> **Written instruction**
Write the material out again in full, word for word. Do not include the pictures.

Records from a collection
+ + + + +
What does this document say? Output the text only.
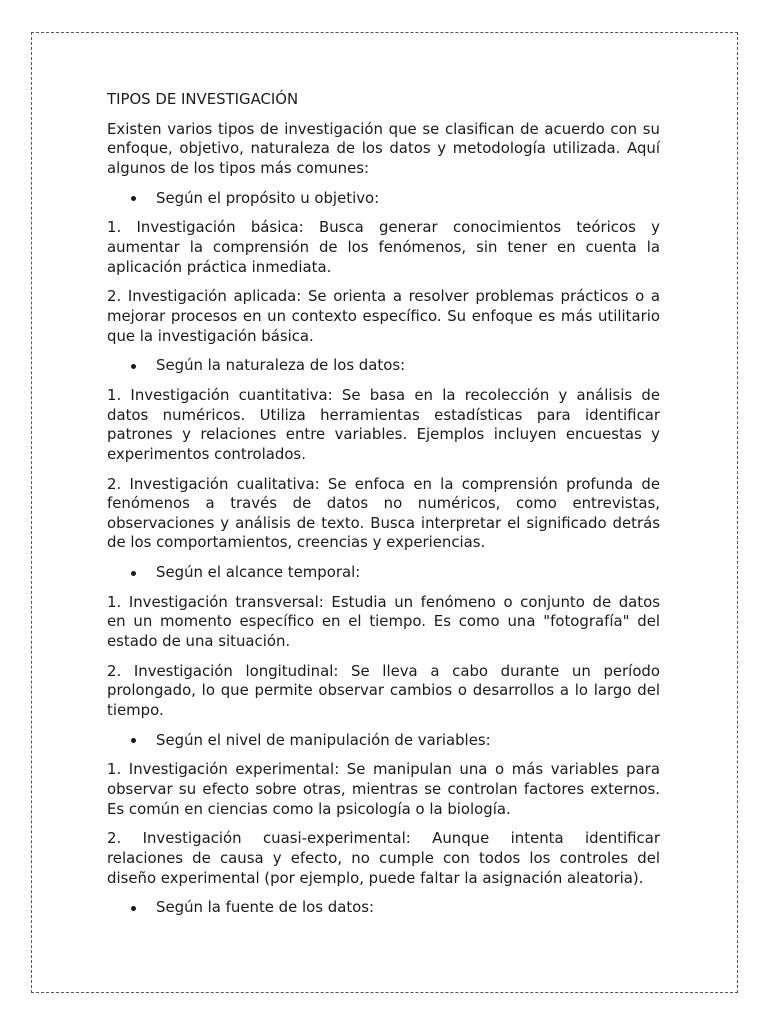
TIPOS DE INVESTIGACIÓN
Existen varios tipos de investigación que se clasifican de acuerdo con su
enfoque, objetivo, naturaleza de los datos y metodología utilizada. Aquí
algunos de los tipos más comunes:
Según el propósito u objetivo:
1. Investigación básica: Busca generar conocimientos teóricos y
aumentar la comprensión de los fenómenos, sin tener en cuenta la
aplicación práctica inmediata.
2. Investigación aplicada: Se orienta a resolver problemas prácticos o a
mejorar procesos en un contexto específico. Su enfoque es más utilitario
que la investigación básica.
Según la naturaleza de los datos:
1. Investigación cuantitativa: Se basa en la recolección y análisis de
datos numéricos. Utiliza herramientas estadísticas para identificar
patrones y relaciones entre variables. Ejemplos incluyen encuestas y
experimentos controlados.
2. Investigación cualitativa: Se enfoca en la comprensión profunda de
fenómenos a través de datos no numéricos, como entrevistas,
observaciones y análisis de texto. Busca interpretar el significado detrás
de los comportamientos, creencias y experiencias.
Según el alcance temporal:
1. Investigación transversal: Estudia un fenómeno o conjunto de datos
en un momento específico en el tiempo. Es como una "fotografía" del
estado de una situación.
2. Investigación longitudinal: Se lleva a cabo durante un período
prolongado, lo que permite observar cambios o desarrollos a lo largo del
tiempo.
Según el nivel de manipulación de variables:
1. Investigación experimental: Se manipulan una o más variables para
observar su efecto sobre otras, mientras se controlan factores externos.
Es común en ciencias como la psicología o la biología.
2. Investigación cuasi-experimental: Aunque intenta identificar
relaciones de causa y efecto, no cumple con todos los controles del
diseño experimental (por ejemplo, puede faltar la asignación aleatoria).
Según la fuente de los datos:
+ + + + +
> **Exercise answer**
What does this document say? Output the text only.
TIPOS DE INVESTIGACIÓN
Existen varios tipos de investigación que se clasifican de acuerdo con su
enfoque, objetivo, naturaleza de los datos y metodología utilizada. Aquí
algunos de los tipos más comunes:
Según el propósito u objetivo:
1. Investigación básica: Busca generar conocimientos teóricos y
aumentar la comprensión de los fenómenos, sin tener en cuenta la
aplicación práctica inmediata.
2. Investigación aplicada: Se orienta a resolver problemas prácticos o a
mejorar procesos en un contexto específico. Su enfoque es más utilitario
que la investigación básica.
Según la naturaleza de los datos:
1. Investigación cuantitativa: Se basa en la recolección y análisis de
datos numéricos. Utiliza herramientas estadísticas para identificar
patrones y relaciones entre variables. Ejemplos incluyen encuestas y
experimentos controlados.
2. Investigación cualitativa: Se enfoca en la comprensión profunda de
fenómenos a través de datos no numéricos, como entrevistas,
observaciones y análisis de texto. Busca interpretar el significado detrás
de los comportamientos, creencias y experiencias.
Según el alcance temporal:
1. Investigación transversal: Estudia un fenómeno o conjunto de datos
en un momento específico en el tiempo. Es como una "fotografía" del
estado de una situación.
2. Investigación longitudinal: Se lleva a cabo durante un período
prolongado, lo que permite observar cambios o desarrollos a lo largo del
tiempo.
Según el nivel de manipulación de variables:
1. Investigación experimental: Se manipulan una o más variables para
observar su efecto sobre otras, mientras se controlan factores externos.
Es común en ciencias como la psicología o la biología.
2. Investigación cuasi-experimental: Aunque intenta identificar
relaciones de causa y efecto, no cumple con todos los controles del
diseño experimental (por ejemplo, puede faltar la asignación aleatoria).
Según la fuente de los datos:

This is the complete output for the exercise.